### Brief
Images are not part of the copy; transcribe all the data exactly.

Entries from a visual dataset:
★ ★ ★

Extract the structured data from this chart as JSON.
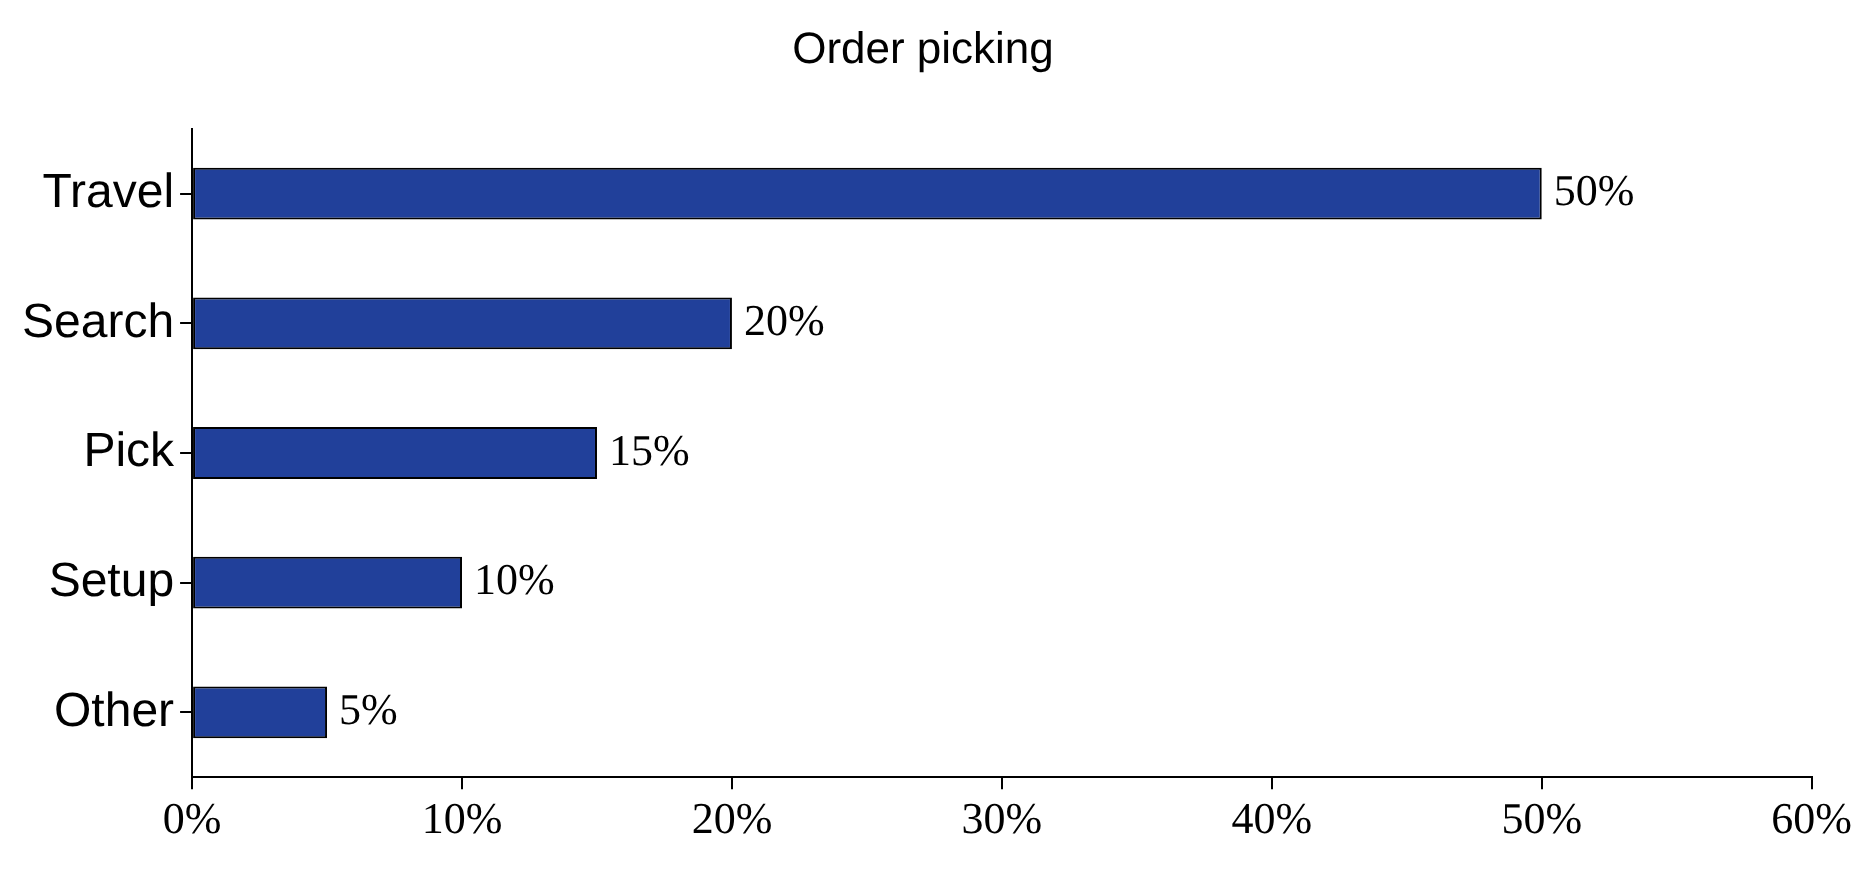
{
  "chart_data": {
    "type": "bar",
    "orientation": "horizontal",
    "title": "Order picking",
    "categories": [
      "Travel",
      "Search",
      "Pick",
      "Setup",
      "Other"
    ],
    "values": [
      50,
      20,
      15,
      10,
      5
    ],
    "color": "#21409a",
    "value_labels": [
      "50%",
      "20%",
      "15%",
      "10%",
      "5%"
    ],
    "xlim": [
      0,
      60
    ],
    "xticks": [
      {
        "value": 0,
        "label": "0%"
      },
      {
        "value": 10,
        "label": "10%"
      },
      {
        "value": 20,
        "label": "20%"
      },
      {
        "value": 30,
        "label": "30%"
      },
      {
        "value": 40,
        "label": "40%"
      },
      {
        "value": 50,
        "label": "50%"
      },
      {
        "value": 60,
        "label": "60%"
      }
    ],
    "grid": false,
    "legend": false
  }
}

★ ★ ★

### Response to this task
Extract the structured data from this chart as JSON.
{
  "chart_data": {
    "type": "bar",
    "orientation": "horizontal",
    "title": "Order picking",
    "categories": [
      "Travel",
      "Search",
      "Pick",
      "Setup",
      "Other"
    ],
    "values": [
      50,
      20,
      15,
      10,
      5
    ],
    "color": "#21409a",
    "value_labels": [
      "50%",
      "20%",
      "15%",
      "10%",
      "5%"
    ],
    "xlim": [
      0,
      60
    ],
    "xticks": [
      {
        "value": 0,
        "label": "0%"
      },
      {
        "value": 10,
        "label": "10%"
      },
      {
        "value": 20,
        "label": "20%"
      },
      {
        "value": 30,
        "label": "30%"
      },
      {
        "value": 40,
        "label": "40%"
      },
      {
        "value": 50,
        "label": "50%"
      },
      {
        "value": 60,
        "label": "60%"
      }
    ],
    "grid": false,
    "legend": false
  }
}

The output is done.